**DOCUMENT TEXT:**
The value of a good university education extends well beyond the benefits of a tertiary qualification and the ‘return on investment’ it provides. University education – especially in the liberal arts – helps students grow into more enlightened, critical, and ethical citizens, and so constitutes a public good.
The problem with those two sentences is not that they are false – I don’t think they are – but that they sound platitudinous. After all, it’s easy to find people with a stake in higher education – from students to academics, from politicians to university administrators, and activists on the Left and the Right – making statements roughly like these, and often with wildly divergent ideas and goals in mind (assuming they have anything in mind). Yet, as we face a global onslaught against higher education in general and the liberal arts in particular – represented in Australia by Christopher Pyne’s recent attempts to reform our university system – it is crucial that we give ideas like these purchase.
Consider the most powerful arguments in favour of defunding and deregulating the tertiary sector. A university education is an investment in oneself: it grants new skills and knowledge that will make one more employable and boost one’s future earnings. As such, it is only fair that students are made to bear all or most of the costs of this investment, because they will be the beneficiaries. Further, look at the statistics regarding those accessing higher education: the privileged are overrepresented across our universities, and in our relatively prestigious Group of Eight institutions in particular. Large-scale public funding for the tertiary sector is not only unfair, in that it forces taxpayers who do not go to university to foot the bill for those who do, it is also inequitable, because the underprivileged are overrepresented in the former. And perhaps the case for the liberal arts is even less defensible, for at least dentists, engineers, nurses, and other students taking professional degrees will contribute practical knowledge and concrete skills to the workforce after graduation. How can we justify subsidising elite indulgences like the study of art history, philosophy, literature, or classics? There are ways of meeting such arguments head on, but they require showing just what is lost when higher education is reduced in these ways to the status of a private good.
At this juncture, the Left has often turned to notions of critical thinking and pedagogy. On this kind of account, higher education is not simply about gaining the knowledge and qualifications needed to be employable, or about creating skilled labour. It is also about producing engaged, informed, reflective citizens who are able to question political claims, unmask privilege, denounce injustice, and speak truth to power. This is certainly an important part of the function of higher education, when considered as something more than a commodity. But rather ironically, these are the values that have motivated some of the most withering attacks on the liberal arts to emerge over the past three or four decades. For just as neoliberalism began to take hold around the world, academics in the humanities and Leftist intellectuals began subjecting the principles underpinning the liberal arts to critiques of their own.

**ENTRIES:**
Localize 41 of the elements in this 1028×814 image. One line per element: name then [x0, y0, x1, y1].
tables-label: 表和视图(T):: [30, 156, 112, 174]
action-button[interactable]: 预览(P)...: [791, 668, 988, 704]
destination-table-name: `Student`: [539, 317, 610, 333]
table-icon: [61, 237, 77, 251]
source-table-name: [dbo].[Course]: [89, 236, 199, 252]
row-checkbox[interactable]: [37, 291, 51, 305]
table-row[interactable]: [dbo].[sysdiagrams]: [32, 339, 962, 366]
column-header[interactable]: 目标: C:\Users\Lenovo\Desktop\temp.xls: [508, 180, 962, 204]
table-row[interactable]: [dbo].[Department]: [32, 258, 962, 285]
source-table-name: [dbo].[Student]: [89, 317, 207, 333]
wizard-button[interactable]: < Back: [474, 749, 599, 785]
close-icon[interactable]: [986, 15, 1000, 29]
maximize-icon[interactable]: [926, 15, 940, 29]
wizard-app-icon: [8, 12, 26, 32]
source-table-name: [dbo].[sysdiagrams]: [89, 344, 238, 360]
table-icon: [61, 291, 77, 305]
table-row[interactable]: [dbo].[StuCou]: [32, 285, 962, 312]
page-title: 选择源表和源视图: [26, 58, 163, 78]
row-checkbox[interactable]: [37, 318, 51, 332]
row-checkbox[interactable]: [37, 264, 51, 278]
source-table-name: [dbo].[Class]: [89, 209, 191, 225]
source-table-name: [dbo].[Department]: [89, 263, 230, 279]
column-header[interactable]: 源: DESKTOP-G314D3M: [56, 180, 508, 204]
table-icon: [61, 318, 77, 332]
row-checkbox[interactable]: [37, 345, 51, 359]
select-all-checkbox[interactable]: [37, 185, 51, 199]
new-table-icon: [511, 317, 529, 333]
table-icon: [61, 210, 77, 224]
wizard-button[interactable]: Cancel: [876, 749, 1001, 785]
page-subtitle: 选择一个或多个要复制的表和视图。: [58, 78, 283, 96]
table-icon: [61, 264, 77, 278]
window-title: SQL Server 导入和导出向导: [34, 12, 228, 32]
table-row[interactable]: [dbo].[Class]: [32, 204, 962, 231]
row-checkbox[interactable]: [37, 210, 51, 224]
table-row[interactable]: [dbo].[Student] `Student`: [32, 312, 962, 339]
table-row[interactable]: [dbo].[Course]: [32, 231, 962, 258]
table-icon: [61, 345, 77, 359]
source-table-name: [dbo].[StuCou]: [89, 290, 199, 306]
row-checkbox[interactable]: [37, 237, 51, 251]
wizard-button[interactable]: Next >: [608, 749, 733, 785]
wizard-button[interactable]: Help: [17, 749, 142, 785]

**WORK TO BE COMPLETED:** In the piece on university education, why does the argument it outlines call large-scale public funding for universities "inequitable" and not only unfair?

**SOLUTION:** The argument holds that public funding makes taxpayers who don't attend university pay for those who do, and the underprivileged are overrepresented among the people who don't attend. Meanwhile, the privileged are overrepresented across universities, especially the Group of Eight institutions.